* Start Data listing *

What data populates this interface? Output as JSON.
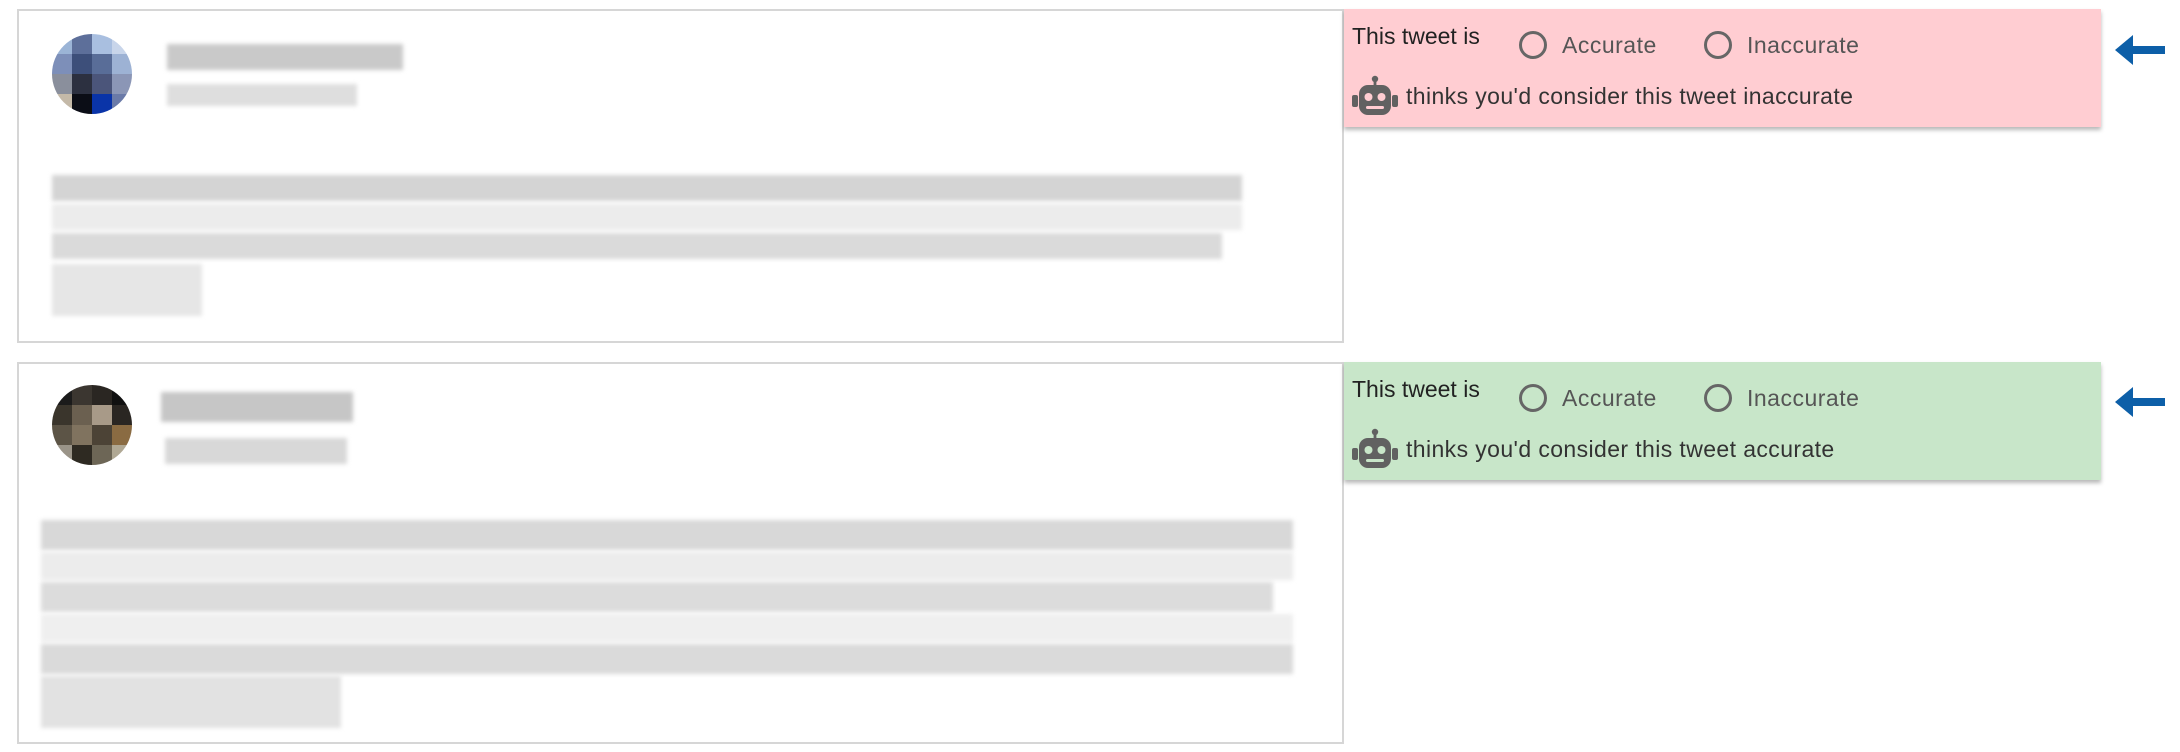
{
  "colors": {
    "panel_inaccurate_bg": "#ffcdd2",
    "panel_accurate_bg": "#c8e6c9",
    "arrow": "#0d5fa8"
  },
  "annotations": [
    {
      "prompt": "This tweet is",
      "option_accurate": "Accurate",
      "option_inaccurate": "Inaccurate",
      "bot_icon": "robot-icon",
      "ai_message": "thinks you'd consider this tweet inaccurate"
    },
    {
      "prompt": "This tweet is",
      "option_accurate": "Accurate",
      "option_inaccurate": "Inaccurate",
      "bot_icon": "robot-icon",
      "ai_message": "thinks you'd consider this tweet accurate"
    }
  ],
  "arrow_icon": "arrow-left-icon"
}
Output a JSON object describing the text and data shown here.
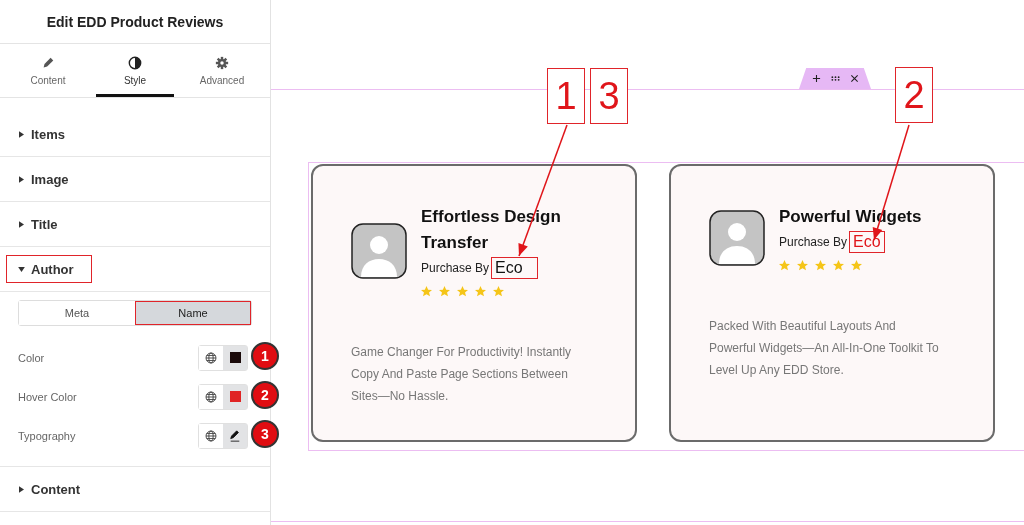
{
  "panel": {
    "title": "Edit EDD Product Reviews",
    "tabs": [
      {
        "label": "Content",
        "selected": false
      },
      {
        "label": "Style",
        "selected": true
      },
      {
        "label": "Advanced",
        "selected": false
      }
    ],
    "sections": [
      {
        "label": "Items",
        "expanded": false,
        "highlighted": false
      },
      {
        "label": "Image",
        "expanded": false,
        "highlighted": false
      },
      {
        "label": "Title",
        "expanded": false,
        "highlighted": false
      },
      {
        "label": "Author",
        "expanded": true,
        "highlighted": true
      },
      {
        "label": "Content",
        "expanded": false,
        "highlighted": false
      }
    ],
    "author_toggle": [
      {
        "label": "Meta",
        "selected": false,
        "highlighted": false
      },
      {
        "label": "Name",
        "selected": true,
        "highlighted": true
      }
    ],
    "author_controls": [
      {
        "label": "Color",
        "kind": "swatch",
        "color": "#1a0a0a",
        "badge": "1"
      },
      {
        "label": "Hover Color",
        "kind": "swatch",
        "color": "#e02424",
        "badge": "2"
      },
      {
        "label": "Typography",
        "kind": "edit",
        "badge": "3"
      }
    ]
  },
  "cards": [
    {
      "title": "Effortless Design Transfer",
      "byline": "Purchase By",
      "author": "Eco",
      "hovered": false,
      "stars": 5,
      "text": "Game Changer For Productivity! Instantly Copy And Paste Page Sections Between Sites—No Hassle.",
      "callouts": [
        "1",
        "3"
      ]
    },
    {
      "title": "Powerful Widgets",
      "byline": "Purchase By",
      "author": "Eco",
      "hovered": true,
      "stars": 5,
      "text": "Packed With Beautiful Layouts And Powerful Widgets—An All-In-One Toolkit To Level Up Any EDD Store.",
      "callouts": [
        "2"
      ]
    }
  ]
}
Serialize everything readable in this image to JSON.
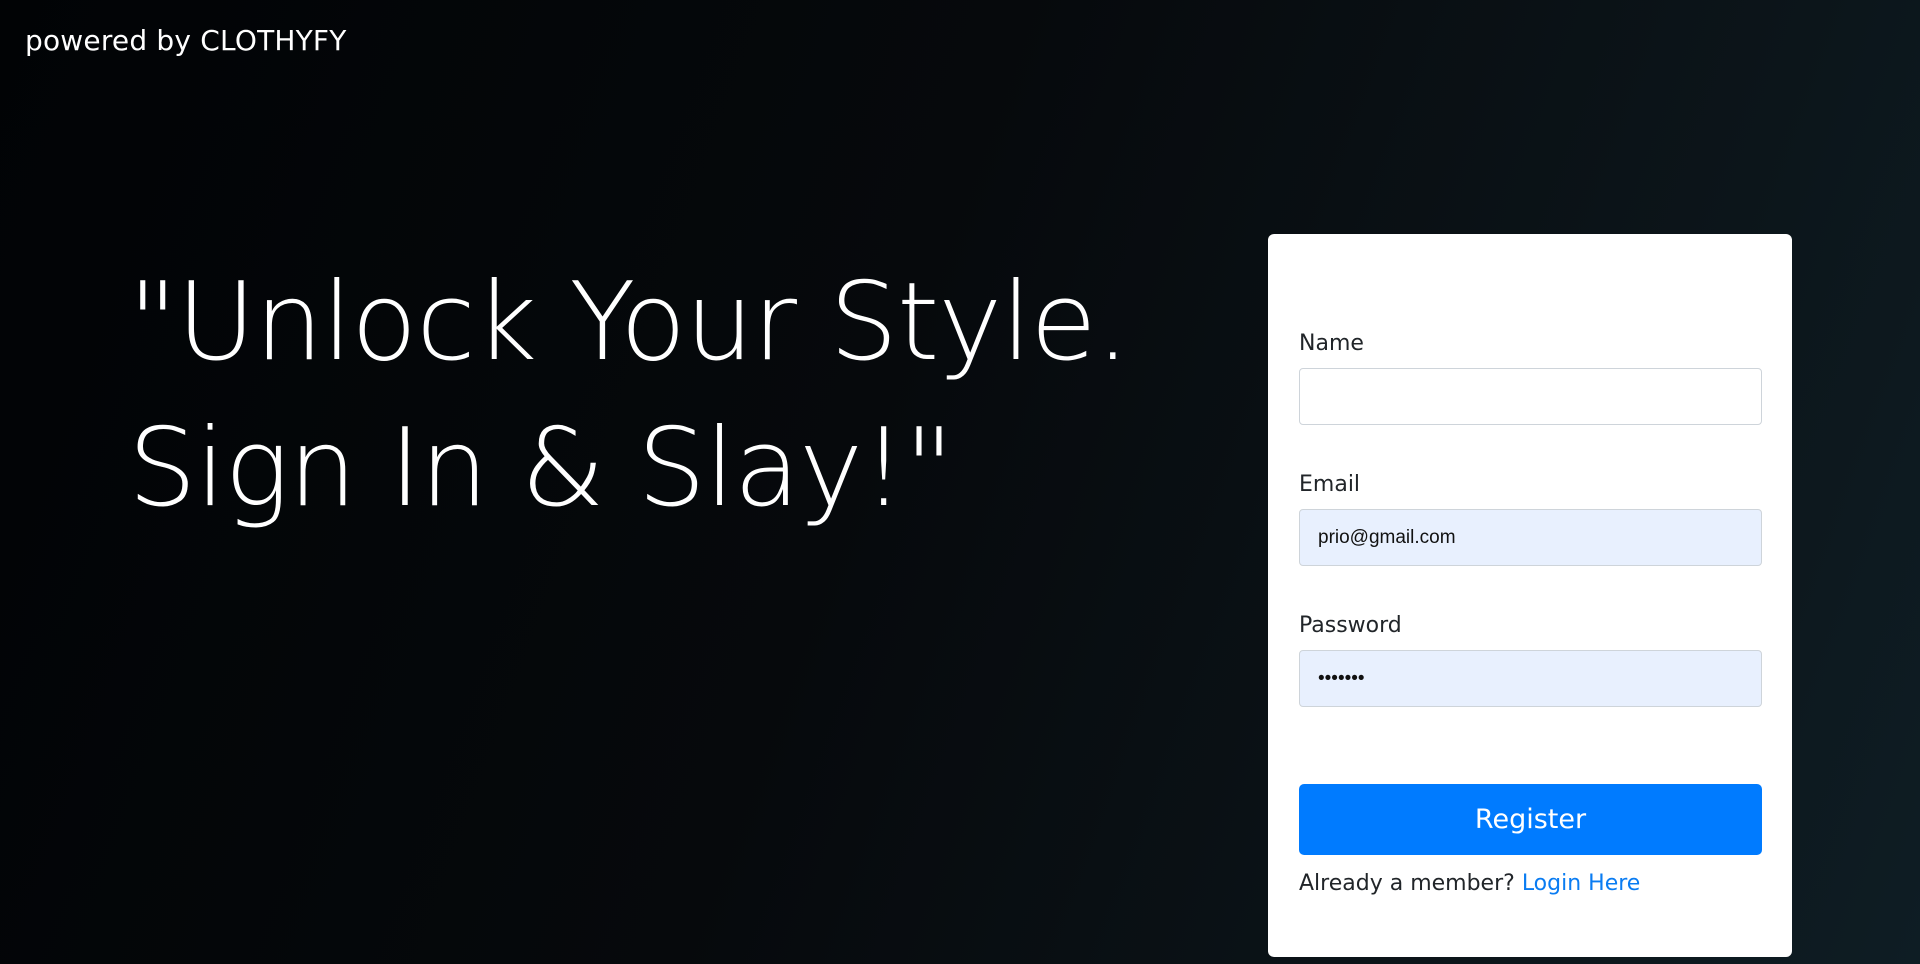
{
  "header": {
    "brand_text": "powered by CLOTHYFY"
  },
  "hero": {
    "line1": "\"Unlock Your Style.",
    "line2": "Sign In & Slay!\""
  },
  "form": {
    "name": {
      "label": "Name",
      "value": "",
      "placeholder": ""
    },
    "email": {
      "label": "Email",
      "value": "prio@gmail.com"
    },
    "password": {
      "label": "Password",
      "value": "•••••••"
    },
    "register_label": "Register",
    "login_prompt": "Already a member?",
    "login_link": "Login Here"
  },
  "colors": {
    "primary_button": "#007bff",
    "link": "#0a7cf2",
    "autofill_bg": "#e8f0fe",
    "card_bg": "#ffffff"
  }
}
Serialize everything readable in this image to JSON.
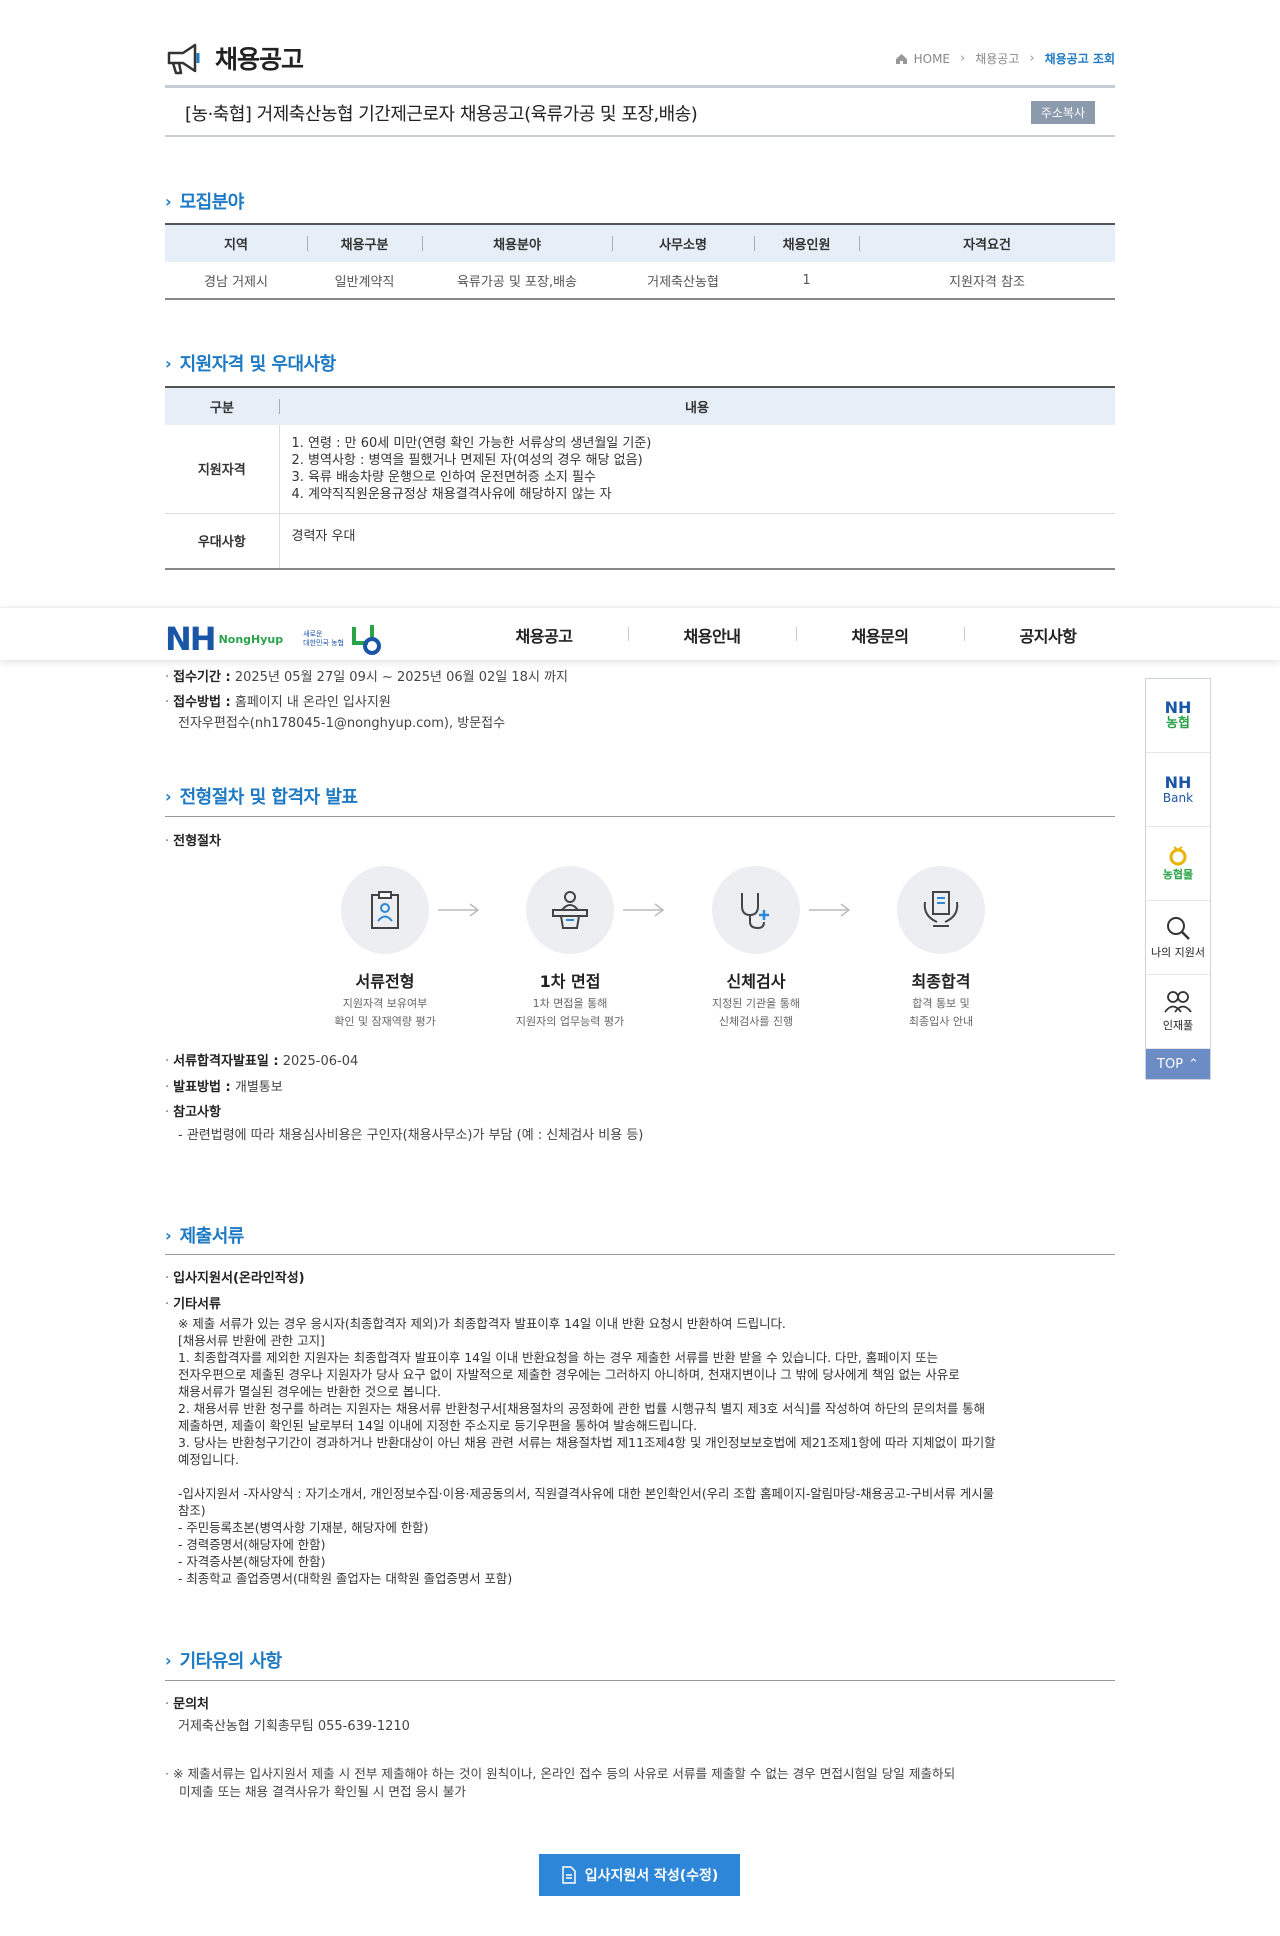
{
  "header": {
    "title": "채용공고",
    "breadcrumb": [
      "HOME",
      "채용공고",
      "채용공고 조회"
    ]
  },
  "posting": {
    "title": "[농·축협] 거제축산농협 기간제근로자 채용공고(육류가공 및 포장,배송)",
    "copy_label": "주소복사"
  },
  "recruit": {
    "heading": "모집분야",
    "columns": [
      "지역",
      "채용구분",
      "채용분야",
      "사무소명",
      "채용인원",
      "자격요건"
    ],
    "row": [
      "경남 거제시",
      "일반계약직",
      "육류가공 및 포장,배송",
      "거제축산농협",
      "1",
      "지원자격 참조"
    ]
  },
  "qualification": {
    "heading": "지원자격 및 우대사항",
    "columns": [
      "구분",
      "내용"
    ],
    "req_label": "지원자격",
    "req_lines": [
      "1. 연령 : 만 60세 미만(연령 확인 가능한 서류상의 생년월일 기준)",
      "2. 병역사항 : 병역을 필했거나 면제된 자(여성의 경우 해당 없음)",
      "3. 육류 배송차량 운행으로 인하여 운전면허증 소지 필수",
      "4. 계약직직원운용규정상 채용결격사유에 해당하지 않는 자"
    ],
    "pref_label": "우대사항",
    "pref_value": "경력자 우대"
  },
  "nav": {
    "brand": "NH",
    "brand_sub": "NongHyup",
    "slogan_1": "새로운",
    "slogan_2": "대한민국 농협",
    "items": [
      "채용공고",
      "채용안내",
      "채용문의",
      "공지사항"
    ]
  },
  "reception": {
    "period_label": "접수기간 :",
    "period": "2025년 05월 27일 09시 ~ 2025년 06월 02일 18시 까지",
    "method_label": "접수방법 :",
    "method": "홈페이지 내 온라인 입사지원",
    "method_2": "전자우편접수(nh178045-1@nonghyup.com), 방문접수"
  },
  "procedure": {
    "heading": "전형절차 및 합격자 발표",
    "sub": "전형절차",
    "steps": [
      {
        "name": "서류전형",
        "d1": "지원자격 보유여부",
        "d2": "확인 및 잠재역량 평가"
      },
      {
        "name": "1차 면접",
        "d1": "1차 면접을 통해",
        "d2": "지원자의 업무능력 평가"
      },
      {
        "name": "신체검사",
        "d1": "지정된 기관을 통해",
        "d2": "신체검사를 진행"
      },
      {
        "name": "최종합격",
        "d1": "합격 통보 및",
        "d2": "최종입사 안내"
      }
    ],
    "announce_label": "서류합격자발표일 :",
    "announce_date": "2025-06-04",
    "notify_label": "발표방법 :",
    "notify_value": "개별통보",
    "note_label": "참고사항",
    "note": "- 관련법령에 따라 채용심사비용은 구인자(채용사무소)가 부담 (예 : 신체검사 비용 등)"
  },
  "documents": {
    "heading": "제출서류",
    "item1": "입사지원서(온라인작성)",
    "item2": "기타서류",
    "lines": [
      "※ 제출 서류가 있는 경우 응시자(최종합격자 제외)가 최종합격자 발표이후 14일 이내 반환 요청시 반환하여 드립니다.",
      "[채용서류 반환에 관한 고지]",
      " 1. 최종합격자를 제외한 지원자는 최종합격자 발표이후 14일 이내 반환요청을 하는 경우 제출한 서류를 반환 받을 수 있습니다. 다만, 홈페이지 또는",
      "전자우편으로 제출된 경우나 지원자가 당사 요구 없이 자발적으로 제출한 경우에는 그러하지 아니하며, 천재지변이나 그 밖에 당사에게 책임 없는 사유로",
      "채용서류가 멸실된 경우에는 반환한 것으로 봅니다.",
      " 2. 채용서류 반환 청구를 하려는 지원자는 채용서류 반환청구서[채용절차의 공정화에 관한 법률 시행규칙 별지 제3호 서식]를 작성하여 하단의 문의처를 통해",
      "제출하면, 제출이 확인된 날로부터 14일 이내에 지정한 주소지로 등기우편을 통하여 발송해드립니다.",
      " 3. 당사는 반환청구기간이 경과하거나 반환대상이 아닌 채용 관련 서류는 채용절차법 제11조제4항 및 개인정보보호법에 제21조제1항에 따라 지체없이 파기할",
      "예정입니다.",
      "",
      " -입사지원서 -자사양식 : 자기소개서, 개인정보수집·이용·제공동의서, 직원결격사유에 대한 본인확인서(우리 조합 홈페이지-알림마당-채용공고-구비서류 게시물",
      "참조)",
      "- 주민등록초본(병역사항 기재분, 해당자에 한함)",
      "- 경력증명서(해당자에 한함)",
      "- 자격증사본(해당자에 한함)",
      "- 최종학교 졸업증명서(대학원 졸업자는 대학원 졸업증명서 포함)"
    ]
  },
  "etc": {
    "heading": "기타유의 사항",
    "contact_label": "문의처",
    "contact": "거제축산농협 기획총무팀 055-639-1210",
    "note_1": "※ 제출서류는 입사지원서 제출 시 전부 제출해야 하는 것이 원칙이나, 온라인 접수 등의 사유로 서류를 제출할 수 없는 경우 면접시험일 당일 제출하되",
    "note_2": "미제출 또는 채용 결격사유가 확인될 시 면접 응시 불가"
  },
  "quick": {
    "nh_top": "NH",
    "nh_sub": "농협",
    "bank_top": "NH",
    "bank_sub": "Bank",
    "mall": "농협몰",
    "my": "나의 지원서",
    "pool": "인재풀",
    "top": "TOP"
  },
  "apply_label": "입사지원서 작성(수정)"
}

* End Data listing *

## Exercise objective
Report the number of lines holding the string "tweet", without any other words.

## Answer in full
4